SOURCE DATA »
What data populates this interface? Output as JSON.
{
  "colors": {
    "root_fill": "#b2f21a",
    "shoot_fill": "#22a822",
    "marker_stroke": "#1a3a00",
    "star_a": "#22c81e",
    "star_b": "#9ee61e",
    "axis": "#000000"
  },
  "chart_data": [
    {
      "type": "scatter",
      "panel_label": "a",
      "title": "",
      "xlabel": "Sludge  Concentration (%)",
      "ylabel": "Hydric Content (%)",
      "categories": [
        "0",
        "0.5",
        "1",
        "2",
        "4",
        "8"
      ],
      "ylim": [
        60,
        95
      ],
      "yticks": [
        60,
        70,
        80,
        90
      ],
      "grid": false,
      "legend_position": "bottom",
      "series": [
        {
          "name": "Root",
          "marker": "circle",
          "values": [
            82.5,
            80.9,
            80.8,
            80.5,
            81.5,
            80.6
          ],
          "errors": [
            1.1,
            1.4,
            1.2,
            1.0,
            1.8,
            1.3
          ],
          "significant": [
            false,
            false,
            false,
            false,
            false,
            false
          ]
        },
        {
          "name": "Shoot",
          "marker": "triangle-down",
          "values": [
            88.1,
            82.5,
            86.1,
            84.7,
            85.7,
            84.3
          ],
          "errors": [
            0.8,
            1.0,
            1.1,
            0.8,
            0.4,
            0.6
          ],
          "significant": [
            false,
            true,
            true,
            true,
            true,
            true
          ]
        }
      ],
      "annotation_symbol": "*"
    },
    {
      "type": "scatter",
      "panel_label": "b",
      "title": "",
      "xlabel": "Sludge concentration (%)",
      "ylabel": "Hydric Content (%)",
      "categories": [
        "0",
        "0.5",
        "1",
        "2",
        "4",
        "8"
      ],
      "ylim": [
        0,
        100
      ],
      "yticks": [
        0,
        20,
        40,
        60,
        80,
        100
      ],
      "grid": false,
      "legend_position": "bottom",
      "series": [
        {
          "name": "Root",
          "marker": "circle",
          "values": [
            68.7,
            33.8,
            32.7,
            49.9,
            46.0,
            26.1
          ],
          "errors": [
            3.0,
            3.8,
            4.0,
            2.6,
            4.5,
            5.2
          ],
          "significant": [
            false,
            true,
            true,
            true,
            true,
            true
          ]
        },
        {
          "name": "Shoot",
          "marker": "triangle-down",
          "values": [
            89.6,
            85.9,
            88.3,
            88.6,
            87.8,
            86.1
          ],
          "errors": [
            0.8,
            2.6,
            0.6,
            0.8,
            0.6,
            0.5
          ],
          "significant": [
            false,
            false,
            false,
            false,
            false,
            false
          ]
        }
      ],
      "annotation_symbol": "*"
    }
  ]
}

SET PROBLEM » Using the data above, reproduce every line exactly.

OUTPUT »
What data populates this interface? Output as JSON.
{
  "colors": {
    "root_fill": "#b2f21a",
    "shoot_fill": "#22a822",
    "marker_stroke": "#1a3a00",
    "star_a": "#22c81e",
    "star_b": "#9ee61e",
    "axis": "#000000"
  },
  "chart_data": [
    {
      "type": "scatter",
      "panel_label": "a",
      "title": "",
      "xlabel": "Sludge  Concentration (%)",
      "ylabel": "Hydric Content (%)",
      "categories": [
        "0",
        "0.5",
        "1",
        "2",
        "4",
        "8"
      ],
      "ylim": [
        60,
        95
      ],
      "yticks": [
        60,
        70,
        80,
        90
      ],
      "grid": false,
      "legend_position": "bottom",
      "series": [
        {
          "name": "Root",
          "marker": "circle",
          "values": [
            82.5,
            80.9,
            80.8,
            80.5,
            81.5,
            80.6
          ],
          "errors": [
            1.1,
            1.4,
            1.2,
            1.0,
            1.8,
            1.3
          ],
          "significant": [
            false,
            false,
            false,
            false,
            false,
            false
          ]
        },
        {
          "name": "Shoot",
          "marker": "triangle-down",
          "values": [
            88.1,
            82.5,
            86.1,
            84.7,
            85.7,
            84.3
          ],
          "errors": [
            0.8,
            1.0,
            1.1,
            0.8,
            0.4,
            0.6
          ],
          "significant": [
            false,
            true,
            true,
            true,
            true,
            true
          ]
        }
      ],
      "annotation_symbol": "*"
    },
    {
      "type": "scatter",
      "panel_label": "b",
      "title": "",
      "xlabel": "Sludge concentration (%)",
      "ylabel": "Hydric Content (%)",
      "categories": [
        "0",
        "0.5",
        "1",
        "2",
        "4",
        "8"
      ],
      "ylim": [
        0,
        100
      ],
      "yticks": [
        0,
        20,
        40,
        60,
        80,
        100
      ],
      "grid": false,
      "legend_position": "bottom",
      "series": [
        {
          "name": "Root",
          "marker": "circle",
          "values": [
            68.7,
            33.8,
            32.7,
            49.9,
            46.0,
            26.1
          ],
          "errors": [
            3.0,
            3.8,
            4.0,
            2.6,
            4.5,
            5.2
          ],
          "significant": [
            false,
            true,
            true,
            true,
            true,
            true
          ]
        },
        {
          "name": "Shoot",
          "marker": "triangle-down",
          "values": [
            89.6,
            85.9,
            88.3,
            88.6,
            87.8,
            86.1
          ],
          "errors": [
            0.8,
            2.6,
            0.6,
            0.8,
            0.6,
            0.5
          ],
          "significant": [
            false,
            false,
            false,
            false,
            false,
            false
          ]
        }
      ],
      "annotation_symbol": "*"
    }
  ]
}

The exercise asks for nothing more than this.